Stated exercise:
Reproduce each line of the material precisely.

Material for this task:
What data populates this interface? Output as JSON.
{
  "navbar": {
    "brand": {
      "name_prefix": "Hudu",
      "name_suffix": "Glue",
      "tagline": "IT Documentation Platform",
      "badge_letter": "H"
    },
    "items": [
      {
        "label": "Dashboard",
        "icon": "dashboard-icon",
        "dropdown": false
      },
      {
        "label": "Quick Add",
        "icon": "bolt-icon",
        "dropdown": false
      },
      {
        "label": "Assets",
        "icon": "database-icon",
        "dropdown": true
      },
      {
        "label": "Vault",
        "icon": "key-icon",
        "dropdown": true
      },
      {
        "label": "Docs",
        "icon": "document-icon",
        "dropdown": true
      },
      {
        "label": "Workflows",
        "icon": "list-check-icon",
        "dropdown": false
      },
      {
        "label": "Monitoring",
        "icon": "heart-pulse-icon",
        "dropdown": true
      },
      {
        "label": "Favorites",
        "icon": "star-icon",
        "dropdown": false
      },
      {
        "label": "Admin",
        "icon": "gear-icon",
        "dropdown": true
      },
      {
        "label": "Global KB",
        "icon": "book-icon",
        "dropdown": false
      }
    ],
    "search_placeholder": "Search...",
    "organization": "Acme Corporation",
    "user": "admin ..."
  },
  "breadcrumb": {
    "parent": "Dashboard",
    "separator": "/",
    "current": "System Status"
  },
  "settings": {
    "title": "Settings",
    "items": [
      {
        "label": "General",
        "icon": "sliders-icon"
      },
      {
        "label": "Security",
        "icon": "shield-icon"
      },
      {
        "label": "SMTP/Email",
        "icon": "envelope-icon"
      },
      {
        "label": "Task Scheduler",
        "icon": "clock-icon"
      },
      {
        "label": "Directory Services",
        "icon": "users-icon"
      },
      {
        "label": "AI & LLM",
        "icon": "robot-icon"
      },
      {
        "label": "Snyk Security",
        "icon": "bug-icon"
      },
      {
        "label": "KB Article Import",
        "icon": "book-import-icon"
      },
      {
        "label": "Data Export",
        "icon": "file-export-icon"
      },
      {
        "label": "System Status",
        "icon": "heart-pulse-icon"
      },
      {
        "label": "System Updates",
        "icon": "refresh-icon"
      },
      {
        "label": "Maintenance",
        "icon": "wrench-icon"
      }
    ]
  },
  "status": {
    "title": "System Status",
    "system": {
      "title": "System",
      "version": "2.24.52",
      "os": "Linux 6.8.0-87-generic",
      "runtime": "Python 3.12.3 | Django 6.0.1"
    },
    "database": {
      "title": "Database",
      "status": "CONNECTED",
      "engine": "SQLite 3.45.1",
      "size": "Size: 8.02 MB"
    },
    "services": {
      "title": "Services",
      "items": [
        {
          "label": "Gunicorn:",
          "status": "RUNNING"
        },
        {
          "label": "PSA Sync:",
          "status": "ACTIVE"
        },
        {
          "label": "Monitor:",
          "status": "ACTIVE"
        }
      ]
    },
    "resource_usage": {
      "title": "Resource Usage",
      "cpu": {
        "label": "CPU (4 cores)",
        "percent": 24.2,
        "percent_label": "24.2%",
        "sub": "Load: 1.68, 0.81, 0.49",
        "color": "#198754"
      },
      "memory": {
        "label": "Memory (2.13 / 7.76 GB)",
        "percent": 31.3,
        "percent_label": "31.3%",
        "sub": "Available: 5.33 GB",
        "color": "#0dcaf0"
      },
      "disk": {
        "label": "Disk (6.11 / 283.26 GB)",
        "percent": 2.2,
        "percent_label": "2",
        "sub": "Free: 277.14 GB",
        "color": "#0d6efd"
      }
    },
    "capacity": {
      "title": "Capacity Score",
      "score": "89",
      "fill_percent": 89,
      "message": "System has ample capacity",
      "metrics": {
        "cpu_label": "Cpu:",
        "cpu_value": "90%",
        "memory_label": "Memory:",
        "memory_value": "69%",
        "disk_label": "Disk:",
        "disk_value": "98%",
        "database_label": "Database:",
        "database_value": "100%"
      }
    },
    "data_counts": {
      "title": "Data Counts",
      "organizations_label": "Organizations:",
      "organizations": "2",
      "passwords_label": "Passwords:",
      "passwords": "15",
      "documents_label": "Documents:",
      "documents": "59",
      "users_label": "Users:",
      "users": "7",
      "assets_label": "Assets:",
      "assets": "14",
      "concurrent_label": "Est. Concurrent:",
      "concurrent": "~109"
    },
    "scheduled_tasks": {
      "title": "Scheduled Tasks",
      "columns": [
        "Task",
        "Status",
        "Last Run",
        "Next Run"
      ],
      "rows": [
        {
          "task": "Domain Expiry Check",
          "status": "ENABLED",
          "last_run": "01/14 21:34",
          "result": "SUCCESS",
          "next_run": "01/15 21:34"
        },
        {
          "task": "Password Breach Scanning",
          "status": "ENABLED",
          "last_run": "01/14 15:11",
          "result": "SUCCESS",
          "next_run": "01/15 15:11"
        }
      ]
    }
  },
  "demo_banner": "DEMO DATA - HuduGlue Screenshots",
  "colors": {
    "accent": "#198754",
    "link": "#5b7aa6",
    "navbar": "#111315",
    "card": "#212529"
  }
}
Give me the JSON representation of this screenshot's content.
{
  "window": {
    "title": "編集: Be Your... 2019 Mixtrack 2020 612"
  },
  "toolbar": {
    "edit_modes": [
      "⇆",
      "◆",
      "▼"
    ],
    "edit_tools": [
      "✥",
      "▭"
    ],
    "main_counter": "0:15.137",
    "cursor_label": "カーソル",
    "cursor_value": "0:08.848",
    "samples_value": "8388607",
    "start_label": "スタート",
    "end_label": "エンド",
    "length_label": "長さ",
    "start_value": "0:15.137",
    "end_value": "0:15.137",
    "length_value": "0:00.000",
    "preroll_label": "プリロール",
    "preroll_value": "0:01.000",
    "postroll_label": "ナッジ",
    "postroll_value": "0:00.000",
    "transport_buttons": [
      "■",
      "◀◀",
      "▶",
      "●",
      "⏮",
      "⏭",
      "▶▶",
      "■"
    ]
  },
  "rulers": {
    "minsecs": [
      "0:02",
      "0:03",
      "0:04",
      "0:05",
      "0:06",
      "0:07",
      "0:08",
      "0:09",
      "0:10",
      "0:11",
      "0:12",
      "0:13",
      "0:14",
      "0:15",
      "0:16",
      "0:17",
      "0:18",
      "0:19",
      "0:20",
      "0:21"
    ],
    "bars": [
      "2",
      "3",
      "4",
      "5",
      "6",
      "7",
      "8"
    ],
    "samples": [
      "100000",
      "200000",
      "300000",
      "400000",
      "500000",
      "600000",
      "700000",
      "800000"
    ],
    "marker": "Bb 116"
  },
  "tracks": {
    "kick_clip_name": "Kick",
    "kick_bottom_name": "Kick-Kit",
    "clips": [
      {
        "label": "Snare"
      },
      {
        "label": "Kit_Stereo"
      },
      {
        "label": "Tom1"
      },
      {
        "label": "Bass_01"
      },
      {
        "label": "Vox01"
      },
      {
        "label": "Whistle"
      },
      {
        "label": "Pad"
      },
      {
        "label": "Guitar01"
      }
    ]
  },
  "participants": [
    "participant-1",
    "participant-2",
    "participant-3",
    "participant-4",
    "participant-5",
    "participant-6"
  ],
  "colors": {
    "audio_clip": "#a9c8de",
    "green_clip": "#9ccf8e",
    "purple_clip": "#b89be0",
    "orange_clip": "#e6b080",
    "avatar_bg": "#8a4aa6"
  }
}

Right answer:
What data populates this interface? Output as JSON.
{
  "navbar": {
    "brand": {
      "name_prefix": "Hudu",
      "name_suffix": "Glue",
      "tagline": "IT Documentation Platform",
      "badge_letter": "H"
    },
    "items": [
      {
        "label": "Dashboard",
        "icon": "dashboard-icon",
        "dropdown": false
      },
      {
        "label": "Quick Add",
        "icon": "bolt-icon",
        "dropdown": false
      },
      {
        "label": "Assets",
        "icon": "database-icon",
        "dropdown": true
      },
      {
        "label": "Vault",
        "icon": "key-icon",
        "dropdown": true
      },
      {
        "label": "Docs",
        "icon": "document-icon",
        "dropdown": true
      },
      {
        "label": "Workflows",
        "icon": "list-check-icon",
        "dropdown": false
      },
      {
        "label": "Monitoring",
        "icon": "heart-pulse-icon",
        "dropdown": true
      },
      {
        "label": "Favorites",
        "icon": "star-icon",
        "dropdown": false
      },
      {
        "label": "Admin",
        "icon": "gear-icon",
        "dropdown": true
      },
      {
        "label": "Global KB",
        "icon": "book-icon",
        "dropdown": false
      }
    ],
    "search_placeholder": "Search...",
    "organization": "Acme Corporation",
    "user": "admin ..."
  },
  "breadcrumb": {
    "parent": "Dashboard",
    "separator": "/",
    "current": "System Status"
  },
  "settings": {
    "title": "Settings",
    "items": [
      {
        "label": "General",
        "icon": "sliders-icon"
      },
      {
        "label": "Security",
        "icon": "shield-icon"
      },
      {
        "label": "SMTP/Email",
        "icon": "envelope-icon"
      },
      {
        "label": "Task Scheduler",
        "icon": "clock-icon"
      },
      {
        "label": "Directory Services",
        "icon": "users-icon"
      },
      {
        "label": "AI & LLM",
        "icon": "robot-icon"
      },
      {
        "label": "Snyk Security",
        "icon": "bug-icon"
      },
      {
        "label": "KB Article Import",
        "icon": "book-import-icon"
      },
      {
        "label": "Data Export",
        "icon": "file-export-icon"
      },
      {
        "label": "System Status",
        "icon": "heart-pulse-icon"
      },
      {
        "label": "System Updates",
        "icon": "refresh-icon"
      },
      {
        "label": "Maintenance",
        "icon": "wrench-icon"
      }
    ]
  },
  "status": {
    "title": "System Status",
    "system": {
      "title": "System",
      "version": "2.24.52",
      "os": "Linux 6.8.0-87-generic",
      "runtime": "Python 3.12.3 | Django 6.0.1"
    },
    "database": {
      "title": "Database",
      "status": "CONNECTED",
      "engine": "SQLite 3.45.1",
      "size": "Size: 8.02 MB"
    },
    "services": {
      "title": "Services",
      "items": [
        {
          "label": "Gunicorn:",
          "status": "RUNNING"
        },
        {
          "label": "PSA Sync:",
          "status": "ACTIVE"
        },
        {
          "label": "Monitor:",
          "status": "ACTIVE"
        }
      ]
    },
    "resource_usage": {
      "title": "Resource Usage",
      "cpu": {
        "label": "CPU (4 cores)",
        "percent": 24.2,
        "percent_label": "24.2%",
        "sub": "Load: 1.68, 0.81, 0.49",
        "color": "#198754"
      },
      "memory": {
        "label": "Memory (2.13 / 7.76 GB)",
        "percent": 31.3,
        "percent_label": "31.3%",
        "sub": "Available: 5.33 GB",
        "color": "#0dcaf0"
      },
      "disk": {
        "label": "Disk (6.11 / 283.26 GB)",
        "percent": 2.2,
        "percent_label": "2",
        "sub": "Free: 277.14 GB",
        "color": "#0d6efd"
      }
    },
    "capacity": {
      "title": "Capacity Score",
      "score": "89",
      "fill_percent": 89,
      "message": "System has ample capacity",
      "metrics": {
        "cpu_label": "Cpu:",
        "cpu_value": "90%",
        "memory_label": "Memory:",
        "memory_value": "69%",
        "disk_label": "Disk:",
        "disk_value": "98%",
        "database_label": "Database:",
        "database_value": "100%"
      }
    },
    "data_counts": {
      "title": "Data Counts",
      "organizations_label": "Organizations:",
      "organizations": "2",
      "passwords_label": "Passwords:",
      "passwords": "15",
      "documents_label": "Documents:",
      "documents": "59",
      "users_label": "Users:",
      "users": "7",
      "assets_label": "Assets:",
      "assets": "14",
      "concurrent_label": "Est. Concurrent:",
      "concurrent": "~109"
    },
    "scheduled_tasks": {
      "title": "Scheduled Tasks",
      "columns": [
        "Task",
        "Status",
        "Last Run",
        "Next Run"
      ],
      "rows": [
        {
          "task": "Domain Expiry Check",
          "status": "ENABLED",
          "last_run": "01/14 21:34",
          "result": "SUCCESS",
          "next_run": "01/15 21:34"
        },
        {
          "task": "Password Breach Scanning",
          "status": "ENABLED",
          "last_run": "01/14 15:11",
          "result": "SUCCESS",
          "next_run": "01/15 15:11"
        }
      ]
    }
  },
  "demo_banner": "DEMO DATA - HuduGlue Screenshots",
  "colors": {
    "accent": "#198754",
    "link": "#5b7aa6",
    "navbar": "#111315",
    "card": "#212529"
  }
}
Give me the JSON representation of this screenshot's content.
{
  "window": {
    "title": "編集: Be Your... 2019 Mixtrack 2020 612"
  },
  "toolbar": {
    "edit_modes": [
      "⇆",
      "◆",
      "▼"
    ],
    "edit_tools": [
      "✥",
      "▭"
    ],
    "main_counter": "0:15.137",
    "cursor_label": "カーソル",
    "cursor_value": "0:08.848",
    "samples_value": "8388607",
    "start_label": "スタート",
    "end_label": "エンド",
    "length_label": "長さ",
    "start_value": "0:15.137",
    "end_value": "0:15.137",
    "length_value": "0:00.000",
    "preroll_label": "プリロール",
    "preroll_value": "0:01.000",
    "postroll_label": "ナッジ",
    "postroll_value": "0:00.000",
    "transport_buttons": [
      "■",
      "◀◀",
      "▶",
      "●",
      "⏮",
      "⏭",
      "▶▶",
      "■"
    ]
  },
  "rulers": {
    "minsecs": [
      "0:02",
      "0:03",
      "0:04",
      "0:05",
      "0:06",
      "0:07",
      "0:08",
      "0:09",
      "0:10",
      "0:11",
      "0:12",
      "0:13",
      "0:14",
      "0:15",
      "0:16",
      "0:17",
      "0:18",
      "0:19",
      "0:20",
      "0:21"
    ],
    "bars": [
      "2",
      "3",
      "4",
      "5",
      "6",
      "7",
      "8"
    ],
    "samples": [
      "100000",
      "200000",
      "300000",
      "400000",
      "500000",
      "600000",
      "700000",
      "800000"
    ],
    "marker": "Bb 116"
  },
  "tracks": {
    "kick_clip_name": "Kick",
    "kick_bottom_name": "Kick-Kit",
    "clips": [
      {
        "label": "Snare"
      },
      {
        "label": "Kit_Stereo"
      },
      {
        "label": "Tom1"
      },
      {
        "label": "Bass_01"
      },
      {
        "label": "Vox01"
      },
      {
        "label": "Whistle"
      },
      {
        "label": "Pad"
      },
      {
        "label": "Guitar01"
      }
    ]
  },
  "participants": [
    "participant-1",
    "participant-2",
    "participant-3",
    "participant-4",
    "participant-5",
    "participant-6"
  ],
  "colors": {
    "audio_clip": "#a9c8de",
    "green_clip": "#9ccf8e",
    "purple_clip": "#b89be0",
    "orange_clip": "#e6b080",
    "avatar_bg": "#8a4aa6"
  }
}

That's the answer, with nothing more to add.